• Task objective
Scan the entries below and extract each line with the word "引人注目地" in it.

=====

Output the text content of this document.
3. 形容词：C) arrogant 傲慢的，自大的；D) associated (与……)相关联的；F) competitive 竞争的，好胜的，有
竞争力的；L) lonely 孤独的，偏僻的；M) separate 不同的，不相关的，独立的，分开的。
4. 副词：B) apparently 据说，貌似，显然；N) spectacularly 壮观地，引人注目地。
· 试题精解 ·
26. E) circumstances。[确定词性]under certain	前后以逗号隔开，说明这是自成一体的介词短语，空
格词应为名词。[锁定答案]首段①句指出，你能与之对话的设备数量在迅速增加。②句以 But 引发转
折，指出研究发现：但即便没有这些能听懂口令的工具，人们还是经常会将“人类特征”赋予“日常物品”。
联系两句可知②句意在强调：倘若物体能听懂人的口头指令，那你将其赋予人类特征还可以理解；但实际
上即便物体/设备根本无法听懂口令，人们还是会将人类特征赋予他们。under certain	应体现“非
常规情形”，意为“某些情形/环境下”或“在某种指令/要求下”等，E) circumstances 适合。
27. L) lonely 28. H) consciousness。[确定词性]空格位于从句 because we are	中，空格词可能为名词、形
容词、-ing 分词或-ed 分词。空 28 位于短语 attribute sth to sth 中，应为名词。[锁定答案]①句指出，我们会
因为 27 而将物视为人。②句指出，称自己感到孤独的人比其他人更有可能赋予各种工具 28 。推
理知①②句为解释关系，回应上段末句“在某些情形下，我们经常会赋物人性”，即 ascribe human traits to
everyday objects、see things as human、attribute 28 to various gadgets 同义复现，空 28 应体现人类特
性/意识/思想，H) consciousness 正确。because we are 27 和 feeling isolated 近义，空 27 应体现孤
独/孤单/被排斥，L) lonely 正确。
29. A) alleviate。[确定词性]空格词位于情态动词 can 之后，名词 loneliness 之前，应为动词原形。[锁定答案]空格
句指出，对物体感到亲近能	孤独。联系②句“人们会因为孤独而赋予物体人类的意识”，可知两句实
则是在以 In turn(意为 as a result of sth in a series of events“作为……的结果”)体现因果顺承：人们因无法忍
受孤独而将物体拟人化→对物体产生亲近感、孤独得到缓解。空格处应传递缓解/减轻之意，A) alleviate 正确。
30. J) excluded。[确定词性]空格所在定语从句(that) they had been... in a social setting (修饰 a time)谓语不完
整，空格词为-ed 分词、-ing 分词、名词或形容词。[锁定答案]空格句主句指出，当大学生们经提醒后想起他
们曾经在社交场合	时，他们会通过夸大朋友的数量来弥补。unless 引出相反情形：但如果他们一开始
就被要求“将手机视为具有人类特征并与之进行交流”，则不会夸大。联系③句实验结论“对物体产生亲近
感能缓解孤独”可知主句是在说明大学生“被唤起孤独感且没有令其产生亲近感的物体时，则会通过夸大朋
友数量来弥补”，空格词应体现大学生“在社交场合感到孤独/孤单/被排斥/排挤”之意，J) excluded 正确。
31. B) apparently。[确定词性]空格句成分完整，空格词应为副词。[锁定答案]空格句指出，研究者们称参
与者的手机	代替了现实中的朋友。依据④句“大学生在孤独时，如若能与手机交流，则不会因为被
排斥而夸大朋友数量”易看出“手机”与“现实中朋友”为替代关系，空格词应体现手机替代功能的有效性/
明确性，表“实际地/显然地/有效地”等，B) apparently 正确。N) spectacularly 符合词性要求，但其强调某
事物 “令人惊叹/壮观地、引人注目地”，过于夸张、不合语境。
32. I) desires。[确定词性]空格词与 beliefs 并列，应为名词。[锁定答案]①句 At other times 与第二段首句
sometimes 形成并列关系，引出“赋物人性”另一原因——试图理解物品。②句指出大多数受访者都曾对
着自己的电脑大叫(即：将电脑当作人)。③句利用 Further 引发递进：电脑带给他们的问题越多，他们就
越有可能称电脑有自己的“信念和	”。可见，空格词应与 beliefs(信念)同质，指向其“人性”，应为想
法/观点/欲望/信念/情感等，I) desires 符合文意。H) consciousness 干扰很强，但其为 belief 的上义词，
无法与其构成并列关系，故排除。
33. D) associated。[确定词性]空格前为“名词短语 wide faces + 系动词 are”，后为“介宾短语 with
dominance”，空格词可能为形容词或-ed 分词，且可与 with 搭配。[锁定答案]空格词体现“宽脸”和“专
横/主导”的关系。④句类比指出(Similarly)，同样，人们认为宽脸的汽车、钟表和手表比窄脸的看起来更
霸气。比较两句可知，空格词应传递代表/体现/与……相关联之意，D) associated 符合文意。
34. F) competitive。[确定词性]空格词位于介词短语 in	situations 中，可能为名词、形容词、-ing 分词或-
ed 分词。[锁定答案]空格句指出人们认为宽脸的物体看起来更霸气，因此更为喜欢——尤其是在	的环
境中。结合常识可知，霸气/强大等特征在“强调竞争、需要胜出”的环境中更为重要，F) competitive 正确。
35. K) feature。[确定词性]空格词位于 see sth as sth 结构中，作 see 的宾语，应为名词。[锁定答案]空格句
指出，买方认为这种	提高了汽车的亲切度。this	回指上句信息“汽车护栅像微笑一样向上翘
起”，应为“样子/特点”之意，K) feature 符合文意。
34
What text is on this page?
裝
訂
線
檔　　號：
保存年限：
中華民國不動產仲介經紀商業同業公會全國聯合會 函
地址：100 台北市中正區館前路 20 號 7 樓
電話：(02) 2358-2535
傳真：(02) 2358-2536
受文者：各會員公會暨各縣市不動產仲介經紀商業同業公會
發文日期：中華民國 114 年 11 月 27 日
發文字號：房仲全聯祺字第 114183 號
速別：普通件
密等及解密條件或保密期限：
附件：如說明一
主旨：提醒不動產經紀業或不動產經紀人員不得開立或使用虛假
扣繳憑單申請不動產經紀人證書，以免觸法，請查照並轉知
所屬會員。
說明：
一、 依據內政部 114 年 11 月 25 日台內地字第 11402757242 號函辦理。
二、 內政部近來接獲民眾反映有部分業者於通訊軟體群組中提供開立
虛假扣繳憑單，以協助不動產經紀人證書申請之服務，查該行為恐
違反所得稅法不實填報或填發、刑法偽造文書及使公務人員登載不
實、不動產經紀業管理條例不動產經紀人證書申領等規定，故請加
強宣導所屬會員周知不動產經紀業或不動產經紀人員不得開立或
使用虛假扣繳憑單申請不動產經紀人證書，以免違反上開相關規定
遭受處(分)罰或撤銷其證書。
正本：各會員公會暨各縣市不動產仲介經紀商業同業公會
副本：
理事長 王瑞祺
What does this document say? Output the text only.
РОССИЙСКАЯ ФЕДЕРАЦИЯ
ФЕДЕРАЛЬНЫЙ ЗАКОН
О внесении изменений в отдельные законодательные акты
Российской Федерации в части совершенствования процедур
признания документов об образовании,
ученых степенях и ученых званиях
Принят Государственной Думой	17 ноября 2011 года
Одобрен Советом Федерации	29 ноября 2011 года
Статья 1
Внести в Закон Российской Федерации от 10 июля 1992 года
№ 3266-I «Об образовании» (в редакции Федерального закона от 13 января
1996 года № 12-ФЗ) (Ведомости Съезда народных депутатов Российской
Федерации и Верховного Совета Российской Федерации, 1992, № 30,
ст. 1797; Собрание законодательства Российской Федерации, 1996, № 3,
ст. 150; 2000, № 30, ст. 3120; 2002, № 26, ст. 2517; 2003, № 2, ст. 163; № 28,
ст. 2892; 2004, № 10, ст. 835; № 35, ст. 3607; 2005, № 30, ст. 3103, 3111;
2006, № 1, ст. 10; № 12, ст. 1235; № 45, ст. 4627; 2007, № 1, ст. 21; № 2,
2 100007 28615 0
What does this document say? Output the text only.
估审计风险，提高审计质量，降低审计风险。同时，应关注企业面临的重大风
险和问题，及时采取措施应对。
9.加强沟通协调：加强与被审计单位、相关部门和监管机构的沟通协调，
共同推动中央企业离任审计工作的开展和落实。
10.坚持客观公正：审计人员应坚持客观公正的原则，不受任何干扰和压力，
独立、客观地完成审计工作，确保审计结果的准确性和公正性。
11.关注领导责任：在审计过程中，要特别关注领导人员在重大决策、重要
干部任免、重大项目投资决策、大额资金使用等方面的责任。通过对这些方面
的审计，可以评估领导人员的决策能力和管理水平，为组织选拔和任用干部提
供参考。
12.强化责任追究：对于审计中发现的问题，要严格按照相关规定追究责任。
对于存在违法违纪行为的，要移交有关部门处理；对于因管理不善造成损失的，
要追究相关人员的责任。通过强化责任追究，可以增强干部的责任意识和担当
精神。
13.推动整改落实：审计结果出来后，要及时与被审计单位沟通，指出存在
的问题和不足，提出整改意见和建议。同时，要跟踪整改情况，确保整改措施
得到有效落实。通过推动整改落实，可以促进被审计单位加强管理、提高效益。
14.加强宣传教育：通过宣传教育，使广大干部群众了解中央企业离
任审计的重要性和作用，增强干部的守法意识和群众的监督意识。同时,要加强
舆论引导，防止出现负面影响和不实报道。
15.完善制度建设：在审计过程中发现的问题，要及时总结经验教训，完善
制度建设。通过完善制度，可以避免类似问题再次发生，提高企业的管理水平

=====

• Answer to this exercise
4. 副词：B) apparently 据说，貌似，显然；N) spectacularly 壮观地，引人注目地。
事物 “令人惊叹/壮观地、引人注目地”，过于夸张、不合语境。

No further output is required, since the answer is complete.